- Objective:
Output exactly the lines between the line that contains "Parse this chart and return its data as JSON." and the last line of the material, counting both.

[Dataset entries on figures]

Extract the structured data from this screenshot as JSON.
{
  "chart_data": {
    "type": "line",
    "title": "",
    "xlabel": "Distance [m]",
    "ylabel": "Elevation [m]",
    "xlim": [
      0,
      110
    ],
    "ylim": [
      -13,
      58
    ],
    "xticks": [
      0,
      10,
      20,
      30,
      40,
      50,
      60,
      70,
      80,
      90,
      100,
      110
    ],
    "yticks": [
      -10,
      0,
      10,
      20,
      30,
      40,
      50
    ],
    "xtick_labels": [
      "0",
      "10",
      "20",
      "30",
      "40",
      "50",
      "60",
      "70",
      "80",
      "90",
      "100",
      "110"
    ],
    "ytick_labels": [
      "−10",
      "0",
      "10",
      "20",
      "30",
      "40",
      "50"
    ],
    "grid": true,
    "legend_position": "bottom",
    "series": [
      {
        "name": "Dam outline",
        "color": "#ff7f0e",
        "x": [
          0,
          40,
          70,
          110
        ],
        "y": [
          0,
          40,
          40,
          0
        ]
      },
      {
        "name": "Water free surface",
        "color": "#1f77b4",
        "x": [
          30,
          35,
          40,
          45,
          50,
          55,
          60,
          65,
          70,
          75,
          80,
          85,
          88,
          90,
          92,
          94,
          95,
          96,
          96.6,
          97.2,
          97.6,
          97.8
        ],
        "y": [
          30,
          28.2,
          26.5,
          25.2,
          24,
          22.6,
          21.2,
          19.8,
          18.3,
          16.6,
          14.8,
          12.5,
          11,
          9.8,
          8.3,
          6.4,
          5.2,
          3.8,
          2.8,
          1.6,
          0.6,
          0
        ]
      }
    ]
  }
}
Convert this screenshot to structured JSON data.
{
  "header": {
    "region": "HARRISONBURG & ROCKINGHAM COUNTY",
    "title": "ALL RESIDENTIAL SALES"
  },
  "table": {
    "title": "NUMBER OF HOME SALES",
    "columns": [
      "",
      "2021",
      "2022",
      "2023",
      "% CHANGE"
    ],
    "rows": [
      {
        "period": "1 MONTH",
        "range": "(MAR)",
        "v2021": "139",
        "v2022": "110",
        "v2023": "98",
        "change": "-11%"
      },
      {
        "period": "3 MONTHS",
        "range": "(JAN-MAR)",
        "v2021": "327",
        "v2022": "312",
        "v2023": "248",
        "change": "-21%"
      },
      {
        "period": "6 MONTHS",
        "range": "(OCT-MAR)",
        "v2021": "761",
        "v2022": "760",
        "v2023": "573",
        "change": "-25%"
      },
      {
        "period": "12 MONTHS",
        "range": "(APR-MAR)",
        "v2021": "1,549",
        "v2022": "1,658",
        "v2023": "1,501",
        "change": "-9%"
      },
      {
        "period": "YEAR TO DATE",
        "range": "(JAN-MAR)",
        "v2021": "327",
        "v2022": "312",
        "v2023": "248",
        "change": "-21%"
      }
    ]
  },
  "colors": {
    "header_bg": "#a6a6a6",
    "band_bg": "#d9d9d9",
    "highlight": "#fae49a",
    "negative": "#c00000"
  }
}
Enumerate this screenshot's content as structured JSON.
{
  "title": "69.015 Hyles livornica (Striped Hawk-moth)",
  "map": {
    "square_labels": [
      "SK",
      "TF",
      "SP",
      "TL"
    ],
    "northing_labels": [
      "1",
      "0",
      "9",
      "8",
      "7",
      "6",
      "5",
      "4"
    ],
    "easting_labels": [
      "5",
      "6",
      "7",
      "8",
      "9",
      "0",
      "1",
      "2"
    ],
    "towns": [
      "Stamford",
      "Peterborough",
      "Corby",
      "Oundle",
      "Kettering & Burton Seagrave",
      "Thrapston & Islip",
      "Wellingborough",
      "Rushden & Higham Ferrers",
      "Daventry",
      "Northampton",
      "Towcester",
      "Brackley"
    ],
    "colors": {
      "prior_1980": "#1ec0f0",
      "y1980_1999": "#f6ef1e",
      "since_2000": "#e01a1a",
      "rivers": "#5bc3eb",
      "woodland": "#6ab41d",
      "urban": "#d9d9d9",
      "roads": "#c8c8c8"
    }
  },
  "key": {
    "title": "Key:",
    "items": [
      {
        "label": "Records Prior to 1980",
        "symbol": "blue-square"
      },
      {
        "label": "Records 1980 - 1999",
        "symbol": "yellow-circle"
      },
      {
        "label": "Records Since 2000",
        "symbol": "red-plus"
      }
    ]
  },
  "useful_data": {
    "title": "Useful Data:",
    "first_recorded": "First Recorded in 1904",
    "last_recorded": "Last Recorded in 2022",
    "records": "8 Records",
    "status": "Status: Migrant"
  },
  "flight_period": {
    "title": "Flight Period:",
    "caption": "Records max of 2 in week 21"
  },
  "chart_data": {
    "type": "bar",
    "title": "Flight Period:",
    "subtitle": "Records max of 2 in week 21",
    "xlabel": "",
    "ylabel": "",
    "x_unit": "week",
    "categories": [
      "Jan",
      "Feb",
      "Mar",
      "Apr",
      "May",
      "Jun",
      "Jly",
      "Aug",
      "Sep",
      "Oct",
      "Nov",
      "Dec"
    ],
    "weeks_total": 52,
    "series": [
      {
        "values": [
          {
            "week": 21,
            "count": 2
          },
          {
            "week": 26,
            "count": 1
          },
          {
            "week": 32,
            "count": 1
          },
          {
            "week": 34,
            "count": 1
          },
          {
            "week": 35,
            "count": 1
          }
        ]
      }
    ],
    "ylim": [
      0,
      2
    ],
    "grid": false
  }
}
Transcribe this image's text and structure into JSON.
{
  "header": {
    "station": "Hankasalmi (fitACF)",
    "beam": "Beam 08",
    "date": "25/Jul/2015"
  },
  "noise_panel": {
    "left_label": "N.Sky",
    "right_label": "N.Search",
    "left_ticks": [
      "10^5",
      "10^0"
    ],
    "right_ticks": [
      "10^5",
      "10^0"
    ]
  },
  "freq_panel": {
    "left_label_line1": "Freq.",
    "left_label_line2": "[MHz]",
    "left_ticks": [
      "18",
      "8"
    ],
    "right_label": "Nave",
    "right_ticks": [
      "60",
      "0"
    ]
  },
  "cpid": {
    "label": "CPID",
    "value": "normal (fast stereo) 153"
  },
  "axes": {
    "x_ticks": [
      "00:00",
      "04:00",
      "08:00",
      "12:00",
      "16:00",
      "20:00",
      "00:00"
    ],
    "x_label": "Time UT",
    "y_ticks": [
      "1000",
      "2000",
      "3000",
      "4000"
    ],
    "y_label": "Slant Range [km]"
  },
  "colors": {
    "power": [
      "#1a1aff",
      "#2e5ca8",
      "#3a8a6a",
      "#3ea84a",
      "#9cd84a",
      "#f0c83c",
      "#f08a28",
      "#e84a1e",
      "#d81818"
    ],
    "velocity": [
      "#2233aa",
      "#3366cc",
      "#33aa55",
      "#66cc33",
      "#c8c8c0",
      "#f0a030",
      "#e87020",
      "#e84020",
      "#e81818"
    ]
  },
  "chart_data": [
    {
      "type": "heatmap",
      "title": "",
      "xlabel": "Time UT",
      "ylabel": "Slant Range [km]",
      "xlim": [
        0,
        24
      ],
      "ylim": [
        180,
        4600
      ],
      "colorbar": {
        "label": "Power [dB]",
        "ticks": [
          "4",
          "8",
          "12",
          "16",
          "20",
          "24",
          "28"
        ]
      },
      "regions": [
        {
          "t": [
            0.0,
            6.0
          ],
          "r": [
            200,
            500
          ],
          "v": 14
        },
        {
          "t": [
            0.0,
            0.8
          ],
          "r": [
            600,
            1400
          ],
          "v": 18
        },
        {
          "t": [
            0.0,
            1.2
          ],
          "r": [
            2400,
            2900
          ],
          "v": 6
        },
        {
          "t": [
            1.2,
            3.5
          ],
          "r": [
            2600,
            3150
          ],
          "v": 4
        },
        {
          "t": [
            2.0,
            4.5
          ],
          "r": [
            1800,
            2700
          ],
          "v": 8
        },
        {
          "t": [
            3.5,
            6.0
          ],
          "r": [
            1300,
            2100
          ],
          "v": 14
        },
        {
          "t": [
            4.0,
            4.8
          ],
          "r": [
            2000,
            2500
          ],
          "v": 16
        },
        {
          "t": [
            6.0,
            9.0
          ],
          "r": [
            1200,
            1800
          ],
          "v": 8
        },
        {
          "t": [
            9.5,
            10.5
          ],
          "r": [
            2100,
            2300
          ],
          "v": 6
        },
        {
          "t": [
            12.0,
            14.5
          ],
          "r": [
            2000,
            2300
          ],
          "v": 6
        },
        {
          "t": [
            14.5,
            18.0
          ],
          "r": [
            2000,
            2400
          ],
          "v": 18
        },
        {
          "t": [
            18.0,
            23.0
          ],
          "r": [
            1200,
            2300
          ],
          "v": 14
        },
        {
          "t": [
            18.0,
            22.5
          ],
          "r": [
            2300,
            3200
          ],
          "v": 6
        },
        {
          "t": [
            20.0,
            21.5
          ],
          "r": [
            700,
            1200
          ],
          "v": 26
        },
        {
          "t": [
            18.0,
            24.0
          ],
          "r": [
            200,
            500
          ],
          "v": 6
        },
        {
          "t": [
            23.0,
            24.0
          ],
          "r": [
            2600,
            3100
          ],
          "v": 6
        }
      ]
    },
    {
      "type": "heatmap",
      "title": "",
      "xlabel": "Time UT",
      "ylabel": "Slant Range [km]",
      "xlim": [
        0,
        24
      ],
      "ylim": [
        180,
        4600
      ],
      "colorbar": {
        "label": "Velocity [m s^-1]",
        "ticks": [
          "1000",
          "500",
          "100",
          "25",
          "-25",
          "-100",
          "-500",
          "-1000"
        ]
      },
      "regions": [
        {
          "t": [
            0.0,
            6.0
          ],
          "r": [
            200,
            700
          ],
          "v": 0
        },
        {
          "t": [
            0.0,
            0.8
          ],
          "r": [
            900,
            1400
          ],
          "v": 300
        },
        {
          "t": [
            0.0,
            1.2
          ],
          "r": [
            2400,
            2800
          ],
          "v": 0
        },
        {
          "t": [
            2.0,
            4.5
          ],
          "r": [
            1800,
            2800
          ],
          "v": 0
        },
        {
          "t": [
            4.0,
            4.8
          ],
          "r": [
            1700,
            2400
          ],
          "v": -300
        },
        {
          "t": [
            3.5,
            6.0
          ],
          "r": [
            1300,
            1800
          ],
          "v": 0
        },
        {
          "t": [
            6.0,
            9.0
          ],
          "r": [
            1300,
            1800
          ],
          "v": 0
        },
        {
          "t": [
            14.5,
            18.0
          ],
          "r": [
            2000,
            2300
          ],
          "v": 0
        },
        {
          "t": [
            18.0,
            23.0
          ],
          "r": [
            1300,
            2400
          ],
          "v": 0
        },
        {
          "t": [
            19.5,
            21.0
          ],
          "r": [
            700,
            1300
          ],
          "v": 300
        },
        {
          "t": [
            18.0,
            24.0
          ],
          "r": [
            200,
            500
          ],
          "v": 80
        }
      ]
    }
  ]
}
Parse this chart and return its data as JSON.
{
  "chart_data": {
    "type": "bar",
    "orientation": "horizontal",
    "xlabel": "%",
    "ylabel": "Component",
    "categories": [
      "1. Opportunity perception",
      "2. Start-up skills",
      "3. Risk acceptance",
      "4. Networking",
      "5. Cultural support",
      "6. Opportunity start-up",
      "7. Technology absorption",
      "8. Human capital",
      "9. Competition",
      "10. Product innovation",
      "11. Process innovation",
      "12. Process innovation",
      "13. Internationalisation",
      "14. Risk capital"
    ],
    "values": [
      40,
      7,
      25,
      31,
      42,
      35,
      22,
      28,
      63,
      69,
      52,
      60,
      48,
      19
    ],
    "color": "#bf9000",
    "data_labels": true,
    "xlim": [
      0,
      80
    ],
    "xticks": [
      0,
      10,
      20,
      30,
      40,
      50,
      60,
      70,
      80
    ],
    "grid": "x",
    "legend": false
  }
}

- Written solution:
Parse this chart and return its data as JSON.
{
  "chart_data": {
    "type": "bar",
    "orientation": "horizontal",
    "xlabel": "%",
    "ylabel": "Component",
    "categories": [
      "1. Opportunity perception",
      "2. Start-up skills",
      "3. Risk acceptance",
      "4. Networking",
      "5. Cultural support",
      "6. Opportunity start-up",
      "7. Technology absorption",
      "8. Human capital",
      "9. Competition",
      "10. Product innovation",
      "11. Process innovation",
      "12. Process innovation",
      "13. Internationalisation",
      "14. Risk capital"
    ],
    "values": [
      40,
      7,
      25,
      31,
      42,
      35,
      22,
      28,
      63,
      69,
      52,
      60,
      48,
      19
    ],
    "color": "#bf9000",
    "data_labels": true,
    "xlim": [
      0,
      80
    ],
    "xticks": [
      0,
      10,
      20,
      30,
      40,
      50,
      60,
      70,
      80
    ],
    "grid": "x",
    "legend": false
  }
}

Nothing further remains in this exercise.